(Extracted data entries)
══════════════════════════════

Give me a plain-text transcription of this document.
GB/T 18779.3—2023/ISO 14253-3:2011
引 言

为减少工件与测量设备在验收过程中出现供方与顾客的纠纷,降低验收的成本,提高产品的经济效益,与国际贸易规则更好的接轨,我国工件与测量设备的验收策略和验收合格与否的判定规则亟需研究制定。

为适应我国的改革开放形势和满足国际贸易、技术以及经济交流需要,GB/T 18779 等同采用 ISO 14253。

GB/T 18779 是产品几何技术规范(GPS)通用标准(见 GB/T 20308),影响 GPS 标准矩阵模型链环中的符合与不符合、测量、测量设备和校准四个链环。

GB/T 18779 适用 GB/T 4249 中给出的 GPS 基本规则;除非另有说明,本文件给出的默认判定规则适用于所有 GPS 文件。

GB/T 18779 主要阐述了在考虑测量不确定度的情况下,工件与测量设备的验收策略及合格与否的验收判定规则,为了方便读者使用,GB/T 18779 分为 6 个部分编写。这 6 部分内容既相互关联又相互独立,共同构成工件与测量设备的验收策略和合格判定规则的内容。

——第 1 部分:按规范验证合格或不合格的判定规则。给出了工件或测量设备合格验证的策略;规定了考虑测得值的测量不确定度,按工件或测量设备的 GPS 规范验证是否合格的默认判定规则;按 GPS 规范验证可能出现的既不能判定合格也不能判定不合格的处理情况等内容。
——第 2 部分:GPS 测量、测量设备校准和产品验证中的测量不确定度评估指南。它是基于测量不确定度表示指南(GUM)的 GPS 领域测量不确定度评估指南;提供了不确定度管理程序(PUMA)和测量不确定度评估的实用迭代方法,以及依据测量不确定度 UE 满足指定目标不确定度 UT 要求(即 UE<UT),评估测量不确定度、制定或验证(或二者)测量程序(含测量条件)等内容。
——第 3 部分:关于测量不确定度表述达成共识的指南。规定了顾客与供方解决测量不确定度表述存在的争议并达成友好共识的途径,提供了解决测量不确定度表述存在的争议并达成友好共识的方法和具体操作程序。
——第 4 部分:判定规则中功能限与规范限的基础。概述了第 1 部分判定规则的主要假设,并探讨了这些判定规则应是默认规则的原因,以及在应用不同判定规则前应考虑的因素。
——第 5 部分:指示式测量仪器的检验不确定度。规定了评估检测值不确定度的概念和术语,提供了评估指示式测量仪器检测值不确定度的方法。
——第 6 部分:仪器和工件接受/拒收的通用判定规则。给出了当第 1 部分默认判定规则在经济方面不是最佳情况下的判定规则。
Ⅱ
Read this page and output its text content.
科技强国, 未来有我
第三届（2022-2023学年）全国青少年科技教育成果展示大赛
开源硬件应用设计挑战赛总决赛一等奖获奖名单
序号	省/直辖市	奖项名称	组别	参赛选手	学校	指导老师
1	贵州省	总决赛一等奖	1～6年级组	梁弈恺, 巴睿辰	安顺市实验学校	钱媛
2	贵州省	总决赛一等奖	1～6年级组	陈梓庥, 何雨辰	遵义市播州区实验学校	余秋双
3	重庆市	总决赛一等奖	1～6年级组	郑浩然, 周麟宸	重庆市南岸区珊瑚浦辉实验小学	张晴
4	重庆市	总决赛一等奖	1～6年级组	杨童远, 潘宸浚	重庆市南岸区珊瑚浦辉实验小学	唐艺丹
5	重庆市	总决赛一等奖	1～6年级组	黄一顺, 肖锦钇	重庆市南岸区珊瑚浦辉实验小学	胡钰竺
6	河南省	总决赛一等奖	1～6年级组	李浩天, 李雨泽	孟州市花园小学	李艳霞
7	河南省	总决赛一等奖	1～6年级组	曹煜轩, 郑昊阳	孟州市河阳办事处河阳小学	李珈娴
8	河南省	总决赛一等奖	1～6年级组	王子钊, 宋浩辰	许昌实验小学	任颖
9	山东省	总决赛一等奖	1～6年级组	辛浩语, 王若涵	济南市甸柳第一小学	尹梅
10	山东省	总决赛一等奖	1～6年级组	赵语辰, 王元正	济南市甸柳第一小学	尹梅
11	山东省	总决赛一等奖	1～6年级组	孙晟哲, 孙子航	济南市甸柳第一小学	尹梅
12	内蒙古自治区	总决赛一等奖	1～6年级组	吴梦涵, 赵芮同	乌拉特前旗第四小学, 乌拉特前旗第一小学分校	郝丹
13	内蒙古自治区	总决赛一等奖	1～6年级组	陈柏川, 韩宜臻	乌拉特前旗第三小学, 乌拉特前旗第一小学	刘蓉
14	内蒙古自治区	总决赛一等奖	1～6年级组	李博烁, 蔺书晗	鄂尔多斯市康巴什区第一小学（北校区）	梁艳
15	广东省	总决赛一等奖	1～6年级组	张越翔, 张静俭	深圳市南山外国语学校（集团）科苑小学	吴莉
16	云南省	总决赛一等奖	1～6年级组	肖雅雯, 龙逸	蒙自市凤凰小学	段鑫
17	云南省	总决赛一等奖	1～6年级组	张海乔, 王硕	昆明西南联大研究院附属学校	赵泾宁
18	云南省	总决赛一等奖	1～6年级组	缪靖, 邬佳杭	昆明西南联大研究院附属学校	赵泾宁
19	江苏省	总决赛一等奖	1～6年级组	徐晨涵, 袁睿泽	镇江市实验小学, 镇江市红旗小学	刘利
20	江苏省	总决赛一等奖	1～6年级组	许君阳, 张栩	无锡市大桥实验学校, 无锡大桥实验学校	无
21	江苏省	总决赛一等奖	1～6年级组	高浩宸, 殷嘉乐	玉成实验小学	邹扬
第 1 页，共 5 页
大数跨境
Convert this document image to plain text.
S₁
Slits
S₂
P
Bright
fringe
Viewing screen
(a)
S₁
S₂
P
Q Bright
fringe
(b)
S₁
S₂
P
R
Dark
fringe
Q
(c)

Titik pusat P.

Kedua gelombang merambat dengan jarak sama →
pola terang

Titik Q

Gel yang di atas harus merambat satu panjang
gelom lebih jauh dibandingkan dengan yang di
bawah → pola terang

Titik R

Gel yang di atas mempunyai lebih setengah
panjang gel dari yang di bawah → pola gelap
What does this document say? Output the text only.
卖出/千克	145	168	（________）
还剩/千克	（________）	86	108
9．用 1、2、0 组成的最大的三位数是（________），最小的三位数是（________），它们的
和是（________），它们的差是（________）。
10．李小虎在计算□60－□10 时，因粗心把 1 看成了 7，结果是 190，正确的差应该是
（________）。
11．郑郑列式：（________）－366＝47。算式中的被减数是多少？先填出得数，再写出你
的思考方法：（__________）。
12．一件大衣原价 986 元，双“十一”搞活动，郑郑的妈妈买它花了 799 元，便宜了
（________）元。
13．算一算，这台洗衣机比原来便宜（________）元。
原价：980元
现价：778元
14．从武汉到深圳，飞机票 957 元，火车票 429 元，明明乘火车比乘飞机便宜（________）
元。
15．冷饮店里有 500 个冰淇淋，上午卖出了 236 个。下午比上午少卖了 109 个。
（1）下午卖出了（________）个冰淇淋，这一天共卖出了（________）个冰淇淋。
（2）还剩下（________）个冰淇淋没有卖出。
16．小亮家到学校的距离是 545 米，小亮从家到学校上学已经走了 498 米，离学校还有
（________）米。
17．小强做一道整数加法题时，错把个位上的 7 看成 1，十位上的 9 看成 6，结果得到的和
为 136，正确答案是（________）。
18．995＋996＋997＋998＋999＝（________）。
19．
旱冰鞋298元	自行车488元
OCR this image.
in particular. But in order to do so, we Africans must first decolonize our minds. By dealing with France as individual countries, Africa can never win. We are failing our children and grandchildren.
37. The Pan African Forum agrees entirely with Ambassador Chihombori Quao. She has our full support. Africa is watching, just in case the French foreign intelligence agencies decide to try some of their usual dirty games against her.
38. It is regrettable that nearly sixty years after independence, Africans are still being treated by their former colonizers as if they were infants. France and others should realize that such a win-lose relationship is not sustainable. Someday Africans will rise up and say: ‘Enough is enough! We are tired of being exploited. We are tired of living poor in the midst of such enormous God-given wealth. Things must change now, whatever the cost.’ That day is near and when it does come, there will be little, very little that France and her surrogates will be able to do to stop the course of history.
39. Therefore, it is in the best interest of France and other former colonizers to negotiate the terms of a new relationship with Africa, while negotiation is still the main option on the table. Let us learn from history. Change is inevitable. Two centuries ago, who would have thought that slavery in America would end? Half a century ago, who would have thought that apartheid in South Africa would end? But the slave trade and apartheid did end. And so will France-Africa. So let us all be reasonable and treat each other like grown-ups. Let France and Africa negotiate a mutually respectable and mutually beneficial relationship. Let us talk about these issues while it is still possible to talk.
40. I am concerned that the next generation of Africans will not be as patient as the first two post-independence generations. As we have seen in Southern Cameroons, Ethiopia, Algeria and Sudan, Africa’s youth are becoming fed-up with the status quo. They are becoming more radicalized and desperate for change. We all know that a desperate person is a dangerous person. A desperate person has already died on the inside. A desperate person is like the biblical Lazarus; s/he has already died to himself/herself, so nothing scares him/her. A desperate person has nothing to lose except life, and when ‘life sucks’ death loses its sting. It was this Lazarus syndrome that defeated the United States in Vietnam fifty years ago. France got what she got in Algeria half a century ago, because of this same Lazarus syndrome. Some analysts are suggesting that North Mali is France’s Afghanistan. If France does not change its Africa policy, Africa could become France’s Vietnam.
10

══════════════════════════════

> [Directions for this task]:
Search the listing above for the string "dengan". Copy every line that contains it.

> [Correct output]:
Kedua gelombang merambat dengan jarak sama →
gelom lebih jauh dibandingkan dengan yang di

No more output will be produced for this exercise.